Report all lines holding "wxss".

start Data supplied

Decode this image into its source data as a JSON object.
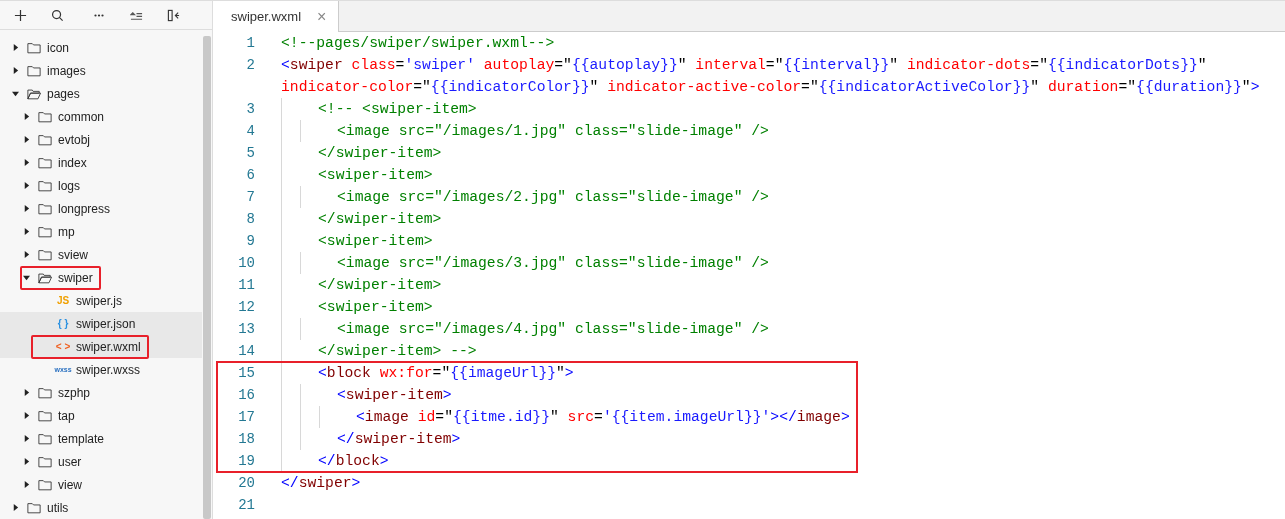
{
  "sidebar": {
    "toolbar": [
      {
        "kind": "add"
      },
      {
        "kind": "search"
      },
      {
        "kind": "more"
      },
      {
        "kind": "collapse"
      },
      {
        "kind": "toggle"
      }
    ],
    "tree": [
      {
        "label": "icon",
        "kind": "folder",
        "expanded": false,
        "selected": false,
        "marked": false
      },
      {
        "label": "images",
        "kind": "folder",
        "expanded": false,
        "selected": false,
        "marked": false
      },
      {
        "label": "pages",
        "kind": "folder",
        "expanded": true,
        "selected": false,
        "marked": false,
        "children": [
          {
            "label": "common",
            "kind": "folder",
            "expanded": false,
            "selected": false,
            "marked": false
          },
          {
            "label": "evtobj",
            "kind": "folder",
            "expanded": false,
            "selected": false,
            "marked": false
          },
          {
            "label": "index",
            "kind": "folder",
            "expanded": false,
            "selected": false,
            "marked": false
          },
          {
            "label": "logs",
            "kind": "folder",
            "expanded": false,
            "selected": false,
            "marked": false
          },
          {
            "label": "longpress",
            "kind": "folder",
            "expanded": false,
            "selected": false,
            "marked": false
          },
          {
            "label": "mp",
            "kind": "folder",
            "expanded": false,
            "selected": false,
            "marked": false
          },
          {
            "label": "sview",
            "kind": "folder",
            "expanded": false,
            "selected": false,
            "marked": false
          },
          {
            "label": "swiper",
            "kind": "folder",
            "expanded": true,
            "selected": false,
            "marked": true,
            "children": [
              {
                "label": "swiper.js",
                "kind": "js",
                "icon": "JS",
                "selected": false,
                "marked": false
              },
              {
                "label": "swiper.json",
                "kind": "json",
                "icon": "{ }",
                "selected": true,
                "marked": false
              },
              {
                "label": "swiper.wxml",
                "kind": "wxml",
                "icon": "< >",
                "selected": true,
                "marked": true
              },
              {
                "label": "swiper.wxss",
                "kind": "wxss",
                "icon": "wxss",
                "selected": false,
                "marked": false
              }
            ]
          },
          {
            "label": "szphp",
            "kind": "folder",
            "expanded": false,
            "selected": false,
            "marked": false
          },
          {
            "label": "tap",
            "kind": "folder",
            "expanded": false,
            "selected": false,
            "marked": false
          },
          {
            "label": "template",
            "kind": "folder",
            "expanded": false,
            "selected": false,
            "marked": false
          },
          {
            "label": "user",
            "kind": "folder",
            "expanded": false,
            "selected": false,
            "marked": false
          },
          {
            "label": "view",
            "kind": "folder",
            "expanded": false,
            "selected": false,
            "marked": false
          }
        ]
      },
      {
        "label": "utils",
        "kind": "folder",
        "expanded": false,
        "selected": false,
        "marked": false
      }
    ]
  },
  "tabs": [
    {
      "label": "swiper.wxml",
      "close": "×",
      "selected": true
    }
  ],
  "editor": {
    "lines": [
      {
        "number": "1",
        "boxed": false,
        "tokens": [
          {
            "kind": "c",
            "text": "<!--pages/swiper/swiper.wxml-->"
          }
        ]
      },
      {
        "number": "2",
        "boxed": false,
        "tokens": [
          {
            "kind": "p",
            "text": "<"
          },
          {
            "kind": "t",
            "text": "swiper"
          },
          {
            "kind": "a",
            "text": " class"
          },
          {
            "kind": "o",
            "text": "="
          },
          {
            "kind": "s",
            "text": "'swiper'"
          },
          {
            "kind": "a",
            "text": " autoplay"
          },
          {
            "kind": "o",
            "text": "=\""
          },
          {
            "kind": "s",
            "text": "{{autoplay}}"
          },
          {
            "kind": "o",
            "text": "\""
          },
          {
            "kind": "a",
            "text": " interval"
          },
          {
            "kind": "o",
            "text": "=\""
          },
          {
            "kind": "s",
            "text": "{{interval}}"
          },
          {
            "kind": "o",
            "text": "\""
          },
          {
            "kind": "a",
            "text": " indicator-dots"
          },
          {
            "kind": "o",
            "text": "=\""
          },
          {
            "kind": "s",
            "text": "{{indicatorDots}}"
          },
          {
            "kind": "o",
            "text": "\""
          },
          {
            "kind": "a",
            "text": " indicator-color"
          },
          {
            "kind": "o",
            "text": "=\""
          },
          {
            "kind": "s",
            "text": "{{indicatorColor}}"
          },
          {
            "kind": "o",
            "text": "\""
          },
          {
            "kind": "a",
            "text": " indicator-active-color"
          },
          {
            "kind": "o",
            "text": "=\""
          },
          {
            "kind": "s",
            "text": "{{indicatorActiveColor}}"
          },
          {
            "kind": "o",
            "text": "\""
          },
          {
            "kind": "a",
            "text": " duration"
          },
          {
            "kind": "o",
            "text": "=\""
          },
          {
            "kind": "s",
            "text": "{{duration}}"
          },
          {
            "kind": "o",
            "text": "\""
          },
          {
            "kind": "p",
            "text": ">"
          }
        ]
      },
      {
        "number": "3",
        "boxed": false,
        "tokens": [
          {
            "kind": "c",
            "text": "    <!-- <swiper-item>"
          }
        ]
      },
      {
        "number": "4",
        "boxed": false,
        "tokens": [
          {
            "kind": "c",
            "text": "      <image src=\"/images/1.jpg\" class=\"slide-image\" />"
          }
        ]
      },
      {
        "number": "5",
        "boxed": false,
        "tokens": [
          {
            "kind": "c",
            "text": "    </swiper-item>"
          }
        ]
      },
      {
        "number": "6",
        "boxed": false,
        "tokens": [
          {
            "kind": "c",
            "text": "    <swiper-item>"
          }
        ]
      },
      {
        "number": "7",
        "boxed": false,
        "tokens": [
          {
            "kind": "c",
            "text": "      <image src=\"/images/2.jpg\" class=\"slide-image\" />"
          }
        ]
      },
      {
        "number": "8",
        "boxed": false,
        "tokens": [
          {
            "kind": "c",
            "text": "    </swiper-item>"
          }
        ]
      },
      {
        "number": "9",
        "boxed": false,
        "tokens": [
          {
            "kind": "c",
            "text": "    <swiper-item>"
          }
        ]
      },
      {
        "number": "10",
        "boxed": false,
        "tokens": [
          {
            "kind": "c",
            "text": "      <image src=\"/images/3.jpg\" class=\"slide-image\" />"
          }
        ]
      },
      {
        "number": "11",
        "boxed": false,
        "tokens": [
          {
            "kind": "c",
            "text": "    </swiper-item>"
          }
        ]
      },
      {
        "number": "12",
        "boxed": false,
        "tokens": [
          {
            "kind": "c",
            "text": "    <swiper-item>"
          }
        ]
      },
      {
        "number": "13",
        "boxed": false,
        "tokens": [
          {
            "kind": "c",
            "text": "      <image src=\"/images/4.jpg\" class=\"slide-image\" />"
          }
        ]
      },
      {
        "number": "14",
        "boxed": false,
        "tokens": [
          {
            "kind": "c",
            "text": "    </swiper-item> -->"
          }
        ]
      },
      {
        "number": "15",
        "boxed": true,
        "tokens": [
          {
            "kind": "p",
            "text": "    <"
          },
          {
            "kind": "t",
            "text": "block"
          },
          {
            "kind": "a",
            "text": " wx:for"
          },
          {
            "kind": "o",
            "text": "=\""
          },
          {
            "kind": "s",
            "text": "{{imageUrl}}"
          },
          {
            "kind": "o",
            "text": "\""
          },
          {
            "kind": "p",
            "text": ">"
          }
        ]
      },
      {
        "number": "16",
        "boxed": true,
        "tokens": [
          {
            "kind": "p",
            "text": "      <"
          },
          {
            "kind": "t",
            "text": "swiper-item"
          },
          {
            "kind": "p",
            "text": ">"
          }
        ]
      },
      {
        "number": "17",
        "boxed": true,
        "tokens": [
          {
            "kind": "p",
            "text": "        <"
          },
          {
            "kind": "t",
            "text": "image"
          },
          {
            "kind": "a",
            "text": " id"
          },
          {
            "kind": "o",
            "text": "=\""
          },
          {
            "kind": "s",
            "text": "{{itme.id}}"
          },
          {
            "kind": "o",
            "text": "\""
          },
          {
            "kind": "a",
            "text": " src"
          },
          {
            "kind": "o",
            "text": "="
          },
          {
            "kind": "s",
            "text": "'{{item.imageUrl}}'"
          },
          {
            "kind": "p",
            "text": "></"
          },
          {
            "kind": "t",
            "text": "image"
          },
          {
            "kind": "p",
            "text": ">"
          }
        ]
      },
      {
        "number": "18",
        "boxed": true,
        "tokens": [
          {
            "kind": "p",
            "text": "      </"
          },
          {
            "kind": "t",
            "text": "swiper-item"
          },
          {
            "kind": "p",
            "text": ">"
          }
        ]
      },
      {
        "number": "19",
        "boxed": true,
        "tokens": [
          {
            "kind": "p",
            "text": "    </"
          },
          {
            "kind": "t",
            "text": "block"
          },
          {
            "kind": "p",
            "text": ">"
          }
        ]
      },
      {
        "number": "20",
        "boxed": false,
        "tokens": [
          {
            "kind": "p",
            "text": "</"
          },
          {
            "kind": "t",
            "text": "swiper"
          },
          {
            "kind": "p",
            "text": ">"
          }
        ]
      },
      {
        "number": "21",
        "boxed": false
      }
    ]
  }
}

end Data supplied

**Answer to the task**
                "label": "swiper.wxss",
                "kind": "wxss",
                "icon": "wxss",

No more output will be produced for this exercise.